-- Start Task input --

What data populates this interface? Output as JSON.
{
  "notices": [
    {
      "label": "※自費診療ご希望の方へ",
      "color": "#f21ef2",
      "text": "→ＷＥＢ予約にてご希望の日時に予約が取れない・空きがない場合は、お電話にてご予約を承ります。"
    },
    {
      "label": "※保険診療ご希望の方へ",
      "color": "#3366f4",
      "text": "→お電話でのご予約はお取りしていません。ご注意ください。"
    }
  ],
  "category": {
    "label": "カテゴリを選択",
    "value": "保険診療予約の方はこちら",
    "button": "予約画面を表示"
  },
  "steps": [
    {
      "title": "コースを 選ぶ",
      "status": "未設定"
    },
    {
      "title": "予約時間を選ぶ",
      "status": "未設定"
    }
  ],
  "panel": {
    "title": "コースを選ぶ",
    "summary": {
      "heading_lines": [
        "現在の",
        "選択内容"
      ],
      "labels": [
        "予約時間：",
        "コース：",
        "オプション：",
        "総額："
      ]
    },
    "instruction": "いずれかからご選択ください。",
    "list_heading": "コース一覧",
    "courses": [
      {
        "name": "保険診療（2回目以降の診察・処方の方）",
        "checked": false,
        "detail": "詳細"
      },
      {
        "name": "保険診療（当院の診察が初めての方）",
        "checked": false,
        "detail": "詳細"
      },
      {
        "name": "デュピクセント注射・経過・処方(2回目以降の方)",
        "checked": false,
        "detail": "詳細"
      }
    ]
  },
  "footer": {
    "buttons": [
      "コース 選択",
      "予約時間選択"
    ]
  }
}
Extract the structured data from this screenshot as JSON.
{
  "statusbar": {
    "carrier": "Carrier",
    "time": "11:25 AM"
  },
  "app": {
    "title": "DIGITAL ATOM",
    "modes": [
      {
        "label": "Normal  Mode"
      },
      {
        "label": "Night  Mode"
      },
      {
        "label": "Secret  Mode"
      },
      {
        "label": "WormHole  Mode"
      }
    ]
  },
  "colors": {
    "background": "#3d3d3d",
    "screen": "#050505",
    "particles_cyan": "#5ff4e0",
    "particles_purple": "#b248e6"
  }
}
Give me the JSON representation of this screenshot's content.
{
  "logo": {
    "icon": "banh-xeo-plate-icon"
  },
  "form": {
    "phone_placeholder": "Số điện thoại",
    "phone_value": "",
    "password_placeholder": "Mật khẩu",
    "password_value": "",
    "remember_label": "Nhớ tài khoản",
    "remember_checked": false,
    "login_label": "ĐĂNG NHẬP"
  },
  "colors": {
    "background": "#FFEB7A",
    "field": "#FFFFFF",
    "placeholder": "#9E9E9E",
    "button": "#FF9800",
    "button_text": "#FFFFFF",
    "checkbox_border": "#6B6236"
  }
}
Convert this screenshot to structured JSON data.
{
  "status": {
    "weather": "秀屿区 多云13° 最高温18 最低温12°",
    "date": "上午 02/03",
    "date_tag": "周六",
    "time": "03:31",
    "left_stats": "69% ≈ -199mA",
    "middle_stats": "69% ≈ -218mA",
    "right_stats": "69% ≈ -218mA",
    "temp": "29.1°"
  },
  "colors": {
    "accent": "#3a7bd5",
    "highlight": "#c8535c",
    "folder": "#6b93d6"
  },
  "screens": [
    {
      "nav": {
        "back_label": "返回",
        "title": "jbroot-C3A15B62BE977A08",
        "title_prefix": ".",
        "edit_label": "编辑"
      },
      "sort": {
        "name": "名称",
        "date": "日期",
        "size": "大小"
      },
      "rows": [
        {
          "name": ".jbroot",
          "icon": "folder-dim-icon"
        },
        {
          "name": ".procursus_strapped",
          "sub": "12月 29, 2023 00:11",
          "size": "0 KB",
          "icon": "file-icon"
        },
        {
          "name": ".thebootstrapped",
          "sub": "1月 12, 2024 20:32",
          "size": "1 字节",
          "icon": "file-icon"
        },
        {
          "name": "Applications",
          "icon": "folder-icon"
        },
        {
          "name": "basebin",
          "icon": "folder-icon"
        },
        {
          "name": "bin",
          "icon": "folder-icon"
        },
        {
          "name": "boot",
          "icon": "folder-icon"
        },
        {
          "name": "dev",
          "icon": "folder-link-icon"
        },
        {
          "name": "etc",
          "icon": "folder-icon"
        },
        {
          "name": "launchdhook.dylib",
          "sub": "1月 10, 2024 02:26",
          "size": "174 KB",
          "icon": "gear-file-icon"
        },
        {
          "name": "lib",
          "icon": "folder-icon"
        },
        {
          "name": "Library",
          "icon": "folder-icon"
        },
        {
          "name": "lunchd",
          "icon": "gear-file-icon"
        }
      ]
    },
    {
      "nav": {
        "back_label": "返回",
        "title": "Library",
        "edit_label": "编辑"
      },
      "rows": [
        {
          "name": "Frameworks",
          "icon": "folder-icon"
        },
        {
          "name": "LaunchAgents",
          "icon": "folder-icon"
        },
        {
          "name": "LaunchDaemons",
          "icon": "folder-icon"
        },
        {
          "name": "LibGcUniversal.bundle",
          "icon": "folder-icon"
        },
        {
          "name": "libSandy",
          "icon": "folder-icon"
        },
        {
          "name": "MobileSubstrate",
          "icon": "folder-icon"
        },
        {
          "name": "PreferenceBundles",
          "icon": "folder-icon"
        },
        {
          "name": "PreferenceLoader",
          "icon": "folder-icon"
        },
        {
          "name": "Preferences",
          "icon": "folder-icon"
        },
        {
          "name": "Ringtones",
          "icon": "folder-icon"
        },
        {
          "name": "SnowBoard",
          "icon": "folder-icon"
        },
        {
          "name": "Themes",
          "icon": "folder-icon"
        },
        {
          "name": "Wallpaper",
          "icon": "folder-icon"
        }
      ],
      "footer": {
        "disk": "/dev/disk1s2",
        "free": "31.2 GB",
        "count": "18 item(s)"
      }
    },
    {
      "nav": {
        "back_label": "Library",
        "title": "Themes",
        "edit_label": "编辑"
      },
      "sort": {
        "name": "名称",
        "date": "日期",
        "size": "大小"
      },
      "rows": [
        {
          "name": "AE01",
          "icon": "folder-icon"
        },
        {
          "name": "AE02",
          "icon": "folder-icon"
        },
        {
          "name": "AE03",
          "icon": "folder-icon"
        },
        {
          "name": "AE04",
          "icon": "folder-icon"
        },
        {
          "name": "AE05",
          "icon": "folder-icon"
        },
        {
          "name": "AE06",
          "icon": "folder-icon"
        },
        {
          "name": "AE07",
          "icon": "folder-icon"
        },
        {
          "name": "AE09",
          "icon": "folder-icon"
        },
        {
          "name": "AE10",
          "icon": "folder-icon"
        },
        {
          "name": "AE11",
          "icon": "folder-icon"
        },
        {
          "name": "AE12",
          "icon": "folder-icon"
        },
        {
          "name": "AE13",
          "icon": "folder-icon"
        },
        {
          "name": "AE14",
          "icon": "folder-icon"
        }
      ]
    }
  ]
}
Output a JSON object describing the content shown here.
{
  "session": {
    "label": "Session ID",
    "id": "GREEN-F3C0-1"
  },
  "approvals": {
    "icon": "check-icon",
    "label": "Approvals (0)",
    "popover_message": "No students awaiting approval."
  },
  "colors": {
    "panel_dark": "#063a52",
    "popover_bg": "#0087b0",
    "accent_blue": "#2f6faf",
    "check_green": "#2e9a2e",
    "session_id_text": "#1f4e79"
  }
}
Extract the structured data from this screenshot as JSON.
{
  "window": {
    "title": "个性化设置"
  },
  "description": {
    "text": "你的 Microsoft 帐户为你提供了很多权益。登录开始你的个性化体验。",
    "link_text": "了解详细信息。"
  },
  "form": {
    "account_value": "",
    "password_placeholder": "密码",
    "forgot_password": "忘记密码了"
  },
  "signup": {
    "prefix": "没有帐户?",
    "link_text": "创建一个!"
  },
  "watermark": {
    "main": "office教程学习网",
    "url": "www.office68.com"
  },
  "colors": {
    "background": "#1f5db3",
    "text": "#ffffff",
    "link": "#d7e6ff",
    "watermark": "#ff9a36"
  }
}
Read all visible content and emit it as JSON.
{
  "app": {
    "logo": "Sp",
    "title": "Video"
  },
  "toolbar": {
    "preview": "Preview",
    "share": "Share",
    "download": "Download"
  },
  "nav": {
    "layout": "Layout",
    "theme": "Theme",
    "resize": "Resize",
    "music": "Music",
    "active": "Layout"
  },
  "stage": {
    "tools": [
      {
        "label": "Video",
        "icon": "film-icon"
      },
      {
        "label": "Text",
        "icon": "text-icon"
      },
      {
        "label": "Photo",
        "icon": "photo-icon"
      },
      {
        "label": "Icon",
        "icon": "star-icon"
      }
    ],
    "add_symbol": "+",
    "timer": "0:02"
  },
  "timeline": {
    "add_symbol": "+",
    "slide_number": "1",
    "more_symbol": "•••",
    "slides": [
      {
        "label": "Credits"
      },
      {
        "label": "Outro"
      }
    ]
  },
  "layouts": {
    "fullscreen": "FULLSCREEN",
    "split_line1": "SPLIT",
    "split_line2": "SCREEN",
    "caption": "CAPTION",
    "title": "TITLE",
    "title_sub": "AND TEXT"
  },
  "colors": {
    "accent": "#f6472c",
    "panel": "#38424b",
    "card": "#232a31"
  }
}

-- End Task input --

Which lines run from the one containing "Read all visible content and emit it as JSON." to the end of the entries above? Quote exactly those, and only those.

**Answer to this exercise**
Read all visible content and emit it as JSON.
{
  "app": {
    "logo": "Sp",
    "title": "Video"
  },
  "toolbar": {
    "preview": "Preview",
    "share": "Share",
    "download": "Download"
  },
  "nav": {
    "layout": "Layout",
    "theme": "Theme",
    "resize": "Resize",
    "music": "Music",
    "active": "Layout"
  },
  "stage": {
    "tools": [
      {
        "label": "Video",
        "icon": "film-icon"
      },
      {
        "label": "Text",
        "icon": "text-icon"
      },
      {
        "label": "Photo",
        "icon": "photo-icon"
      },
      {
        "label": "Icon",
        "icon": "star-icon"
      }
    ],
    "add_symbol": "+",
    "timer": "0:02"
  },
  "timeline": {
    "add_symbol": "+",
    "slide_number": "1",
    "more_symbol": "•••",
    "slides": [
      {
        "label": "Credits"
      },
      {
        "label": "Outro"
      }
    ]
  },
  "layouts": {
    "fullscreen": "FULLSCREEN",
    "split_line1": "SPLIT",
    "split_line2": "SCREEN",
    "caption": "CAPTION",
    "title": "TITLE",
    "title_sub": "AND TEXT"
  },
  "colors": {
    "accent": "#f6472c",
    "panel": "#38424b",
    "card": "#232a31"
  }
}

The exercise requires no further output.